**Items:**
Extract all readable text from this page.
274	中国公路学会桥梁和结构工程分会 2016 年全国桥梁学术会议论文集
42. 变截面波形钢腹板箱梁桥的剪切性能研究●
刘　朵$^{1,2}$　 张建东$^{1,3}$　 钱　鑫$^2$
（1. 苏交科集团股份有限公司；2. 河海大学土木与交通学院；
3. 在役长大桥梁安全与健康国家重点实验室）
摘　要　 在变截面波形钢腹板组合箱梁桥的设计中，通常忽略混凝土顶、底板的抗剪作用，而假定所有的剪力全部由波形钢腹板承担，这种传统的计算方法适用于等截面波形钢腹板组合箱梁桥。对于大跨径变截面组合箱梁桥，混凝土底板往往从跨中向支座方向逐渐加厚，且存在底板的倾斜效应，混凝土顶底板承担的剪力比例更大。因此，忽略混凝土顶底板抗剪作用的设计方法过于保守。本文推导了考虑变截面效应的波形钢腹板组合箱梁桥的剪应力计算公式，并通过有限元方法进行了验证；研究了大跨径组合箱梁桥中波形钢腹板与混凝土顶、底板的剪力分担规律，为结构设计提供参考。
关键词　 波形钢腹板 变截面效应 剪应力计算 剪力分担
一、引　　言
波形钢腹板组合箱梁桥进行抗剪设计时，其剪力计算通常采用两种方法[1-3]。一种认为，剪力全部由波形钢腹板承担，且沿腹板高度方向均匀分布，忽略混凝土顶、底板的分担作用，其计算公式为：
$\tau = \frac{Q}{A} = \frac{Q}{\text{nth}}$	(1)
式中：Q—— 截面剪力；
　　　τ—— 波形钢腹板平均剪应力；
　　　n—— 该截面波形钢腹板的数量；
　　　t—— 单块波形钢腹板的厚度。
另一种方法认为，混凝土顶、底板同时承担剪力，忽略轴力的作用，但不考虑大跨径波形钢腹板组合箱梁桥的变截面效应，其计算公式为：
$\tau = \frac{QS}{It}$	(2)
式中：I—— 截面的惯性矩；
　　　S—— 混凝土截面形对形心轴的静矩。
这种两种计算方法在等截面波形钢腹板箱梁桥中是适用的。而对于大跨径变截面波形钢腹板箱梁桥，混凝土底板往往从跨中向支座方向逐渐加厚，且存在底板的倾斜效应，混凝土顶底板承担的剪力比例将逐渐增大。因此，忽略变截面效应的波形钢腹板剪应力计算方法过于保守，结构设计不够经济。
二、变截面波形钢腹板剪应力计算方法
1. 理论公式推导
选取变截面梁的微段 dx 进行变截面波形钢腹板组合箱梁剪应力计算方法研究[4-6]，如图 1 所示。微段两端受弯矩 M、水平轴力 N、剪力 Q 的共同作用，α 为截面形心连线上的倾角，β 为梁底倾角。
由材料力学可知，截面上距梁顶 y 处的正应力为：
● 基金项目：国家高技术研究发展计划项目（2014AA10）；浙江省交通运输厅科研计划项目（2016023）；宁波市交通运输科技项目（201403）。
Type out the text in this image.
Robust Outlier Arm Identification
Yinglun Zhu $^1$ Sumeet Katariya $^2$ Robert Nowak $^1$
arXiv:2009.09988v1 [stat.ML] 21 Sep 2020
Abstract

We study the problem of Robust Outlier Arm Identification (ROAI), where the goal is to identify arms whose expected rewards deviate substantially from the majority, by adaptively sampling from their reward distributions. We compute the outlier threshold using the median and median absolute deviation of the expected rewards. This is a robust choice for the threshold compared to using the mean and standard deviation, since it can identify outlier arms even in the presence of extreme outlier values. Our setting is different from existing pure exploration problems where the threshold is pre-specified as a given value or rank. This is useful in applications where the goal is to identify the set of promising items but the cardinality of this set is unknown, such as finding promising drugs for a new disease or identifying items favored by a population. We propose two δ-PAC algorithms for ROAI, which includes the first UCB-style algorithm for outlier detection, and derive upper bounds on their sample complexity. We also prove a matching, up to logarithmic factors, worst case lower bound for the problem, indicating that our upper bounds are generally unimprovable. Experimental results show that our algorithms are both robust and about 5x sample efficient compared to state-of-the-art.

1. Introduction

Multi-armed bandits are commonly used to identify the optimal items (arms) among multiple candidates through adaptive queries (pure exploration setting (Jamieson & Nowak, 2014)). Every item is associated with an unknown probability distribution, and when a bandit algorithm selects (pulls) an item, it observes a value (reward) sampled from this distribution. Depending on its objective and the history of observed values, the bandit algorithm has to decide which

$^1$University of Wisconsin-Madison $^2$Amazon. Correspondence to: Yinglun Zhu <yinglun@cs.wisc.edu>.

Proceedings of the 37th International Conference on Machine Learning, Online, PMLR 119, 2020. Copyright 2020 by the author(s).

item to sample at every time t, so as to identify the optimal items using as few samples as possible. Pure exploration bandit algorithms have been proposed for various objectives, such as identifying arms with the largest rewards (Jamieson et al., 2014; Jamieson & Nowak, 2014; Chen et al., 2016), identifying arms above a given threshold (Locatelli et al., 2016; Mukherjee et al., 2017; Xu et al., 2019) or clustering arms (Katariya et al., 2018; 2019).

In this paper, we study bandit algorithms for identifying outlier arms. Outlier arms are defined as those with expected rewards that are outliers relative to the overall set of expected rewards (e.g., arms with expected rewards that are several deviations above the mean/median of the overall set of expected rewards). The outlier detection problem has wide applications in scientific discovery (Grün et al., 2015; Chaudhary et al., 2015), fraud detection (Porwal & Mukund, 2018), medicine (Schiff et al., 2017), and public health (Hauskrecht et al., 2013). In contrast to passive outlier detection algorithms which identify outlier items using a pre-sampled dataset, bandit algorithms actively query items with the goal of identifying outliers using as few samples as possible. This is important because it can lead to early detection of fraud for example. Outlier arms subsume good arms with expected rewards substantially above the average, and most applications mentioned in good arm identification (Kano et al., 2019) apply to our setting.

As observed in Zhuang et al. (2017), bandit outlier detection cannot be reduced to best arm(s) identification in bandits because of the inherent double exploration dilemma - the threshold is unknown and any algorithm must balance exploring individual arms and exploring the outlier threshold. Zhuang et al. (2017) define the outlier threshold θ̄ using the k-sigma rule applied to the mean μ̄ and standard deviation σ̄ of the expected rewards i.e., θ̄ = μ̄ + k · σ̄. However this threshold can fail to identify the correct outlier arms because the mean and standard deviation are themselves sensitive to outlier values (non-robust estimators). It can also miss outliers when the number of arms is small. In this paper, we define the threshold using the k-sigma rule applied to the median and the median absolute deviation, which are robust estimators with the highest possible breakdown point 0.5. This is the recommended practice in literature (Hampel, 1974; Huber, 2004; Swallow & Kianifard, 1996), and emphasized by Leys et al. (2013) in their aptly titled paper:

**Your objective:**
Repeat every entry word for word.

**Solution:**
Extract all readable text from this page.
274	中国公路学会桥梁和结构工程分会 2016 年全国桥梁学术会议论文集
42. 变截面波形钢腹板箱梁桥的剪切性能研究●
刘　朵$^{1,2}$　 张建东$^{1,3}$　 钱　鑫$^2$
（1. 苏交科集团股份有限公司；2. 河海大学土木与交通学院；
3. 在役长大桥梁安全与健康国家重点实验室）
摘　要　 在变截面波形钢腹板组合箱梁桥的设计中，通常忽略混凝土顶、底板的抗剪作用，而假定所有的剪力全部由波形钢腹板承担，这种传统的计算方法适用于等截面波形钢腹板组合箱梁桥。对于大跨径变截面组合箱梁桥，混凝土底板往往从跨中向支座方向逐渐加厚，且存在底板的倾斜效应，混凝土顶底板承担的剪力比例更大。因此，忽略混凝土顶底板抗剪作用的设计方法过于保守。本文推导了考虑变截面效应的波形钢腹板组合箱梁桥的剪应力计算公式，并通过有限元方法进行了验证；研究了大跨径组合箱梁桥中波形钢腹板与混凝土顶、底板的剪力分担规律，为结构设计提供参考。
关键词　 波形钢腹板 变截面效应 剪应力计算 剪力分担
一、引　　言
波形钢腹板组合箱梁桥进行抗剪设计时，其剪力计算通常采用两种方法[1-3]。一种认为，剪力全部由波形钢腹板承担，且沿腹板高度方向均匀分布，忽略混凝土顶、底板的分担作用，其计算公式为：
$\tau = \frac{Q}{A} = \frac{Q}{\text{nth}}$	(1)
式中：Q—— 截面剪力；
　　　τ—— 波形钢腹板平均剪应力；
　　　n—— 该截面波形钢腹板的数量；
　　　t—— 单块波形钢腹板的厚度。
另一种方法认为，混凝土顶、底板同时承担剪力，忽略轴力的作用，但不考虑大跨径波形钢腹板组合箱梁桥的变截面效应，其计算公式为：
$\tau = \frac{QS}{It}$	(2)
式中：I—— 截面的惯性矩；
　　　S—— 混凝土截面形对形心轴的静矩。
这种两种计算方法在等截面波形钢腹板箱梁桥中是适用的。而对于大跨径变截面波形钢腹板箱梁桥，混凝土底板往往从跨中向支座方向逐渐加厚，且存在底板的倾斜效应，混凝土顶底板承担的剪力比例将逐渐增大。因此，忽略变截面效应的波形钢腹板剪应力计算方法过于保守，结构设计不够经济。
二、变截面波形钢腹板剪应力计算方法
1. 理论公式推导
选取变截面梁的微段 dx 进行变截面波形钢腹板组合箱梁剪应力计算方法研究[4-6]，如图 1 所示。微段两端受弯矩 M、水平轴力 N、剪力 Q 的共同作用，α 为截面形心连线上的倾角，β 为梁底倾角。
由材料力学可知，截面上距梁顶 y 处的正应力为：
● 基金项目：国家高技术研究发展计划项目（2014AA10）；浙江省交通运输厅科研计划项目（2016023）；宁波市交通运输科技项目（201403）。
Type out the text in this image.
Robust Outlier Arm Identification
Yinglun Zhu $^1$ Sumeet Katariya $^2$ Robert Nowak $^1$
arXiv:2009.09988v1 [stat.ML] 21 Sep 2020
Abstract

We study the problem of Robust Outlier Arm Identification (ROAI), where the goal is to identify arms whose expected rewards deviate substantially from the majority, by adaptively sampling from their reward distributions. We compute the outlier threshold using the median and median absolute deviation of the expected rewards. This is a robust choice for the threshold compared to using the mean and standard deviation, since it can identify outlier arms even in the presence of extreme outlier values. Our setting is different from existing pure exploration problems where the threshold is pre-specified as a given value or rank. This is useful in applications where the goal is to identify the set of promising items but the cardinality of this set is unknown, such as finding promising drugs for a new disease or identifying items favored by a population. We propose two δ-PAC algorithms for ROAI, which includes the first UCB-style algorithm for outlier detection, and derive upper bounds on their sample complexity. We also prove a matching, up to logarithmic factors, worst case lower bound for the problem, indicating that our upper bounds are generally unimprovable. Experimental results show that our algorithms are both robust and about 5x sample efficient compared to state-of-the-art.

1. Introduction

Multi-armed bandits are commonly used to identify the optimal items (arms) among multiple candidates through adaptive queries (pure exploration setting (Jamieson & Nowak, 2014)). Every item is associated with an unknown probability distribution, and when a bandit algorithm selects (pulls) an item, it observes a value (reward) sampled from this distribution. Depending on its objective and the history of observed values, the bandit algorithm has to decide which

$^1$University of Wisconsin-Madison $^2$Amazon. Correspondence to: Yinglun Zhu <yinglun@cs.wisc.edu>.

Proceedings of the 37th International Conference on Machine Learning, Online, PMLR 119, 2020. Copyright 2020 by the author(s).

item to sample at every time t, so as to identify the optimal items using as few samples as possible. Pure exploration bandit algorithms have been proposed for various objectives, such as identifying arms with the largest rewards (Jamieson et al., 2014; Jamieson & Nowak, 2014; Chen et al., 2016), identifying arms above a given threshold (Locatelli et al., 2016; Mukherjee et al., 2017; Xu et al., 2019) or clustering arms (Katariya et al., 2018; 2019).

In this paper, we study bandit algorithms for identifying outlier arms. Outlier arms are defined as those with expected rewards that are outliers relative to the overall set of expected rewards (e.g., arms with expected rewards that are several deviations above the mean/median of the overall set of expected rewards). The outlier detection problem has wide applications in scientific discovery (Grün et al., 2015; Chaudhary et al., 2015), fraud detection (Porwal & Mukund, 2018), medicine (Schiff et al., 2017), and public health (Hauskrecht et al., 2013). In contrast to passive outlier detection algorithms which identify outlier items using a pre-sampled dataset, bandit algorithms actively query items with the goal of identifying outliers using as few samples as possible. This is important because it can lead to early detection of fraud for example. Outlier arms subsume good arms with expected rewards substantially above the average, and most applications mentioned in good arm identification (Kano et al., 2019) apply to our setting.

As observed in Zhuang et al. (2017), bandit outlier detection cannot be reduced to best arm(s) identification in bandits because of the inherent double exploration dilemma - the threshold is unknown and any algorithm must balance exploring individual arms and exploring the outlier threshold. Zhuang et al. (2017) define the outlier threshold θ̄ using the k-sigma rule applied to the mean μ̄ and standard deviation σ̄ of the expected rewards i.e., θ̄ = μ̄ + k · σ̄. However this threshold can fail to identify the correct outlier arms because the mean and standard deviation are themselves sensitive to outlier values (non-robust estimators). It can also miss outliers when the number of arms is small. In this paper, we define the threshold using the k-sigma rule applied to the median and the median absolute deviation, which are robust estimators with the highest possible breakdown point 0.5. This is the recommended practice in literature (Hampel, 1974; Huber, 2004; Swallow & Kianifard, 1996), and emphasized by Leys et al. (2013) in their aptly titled paper:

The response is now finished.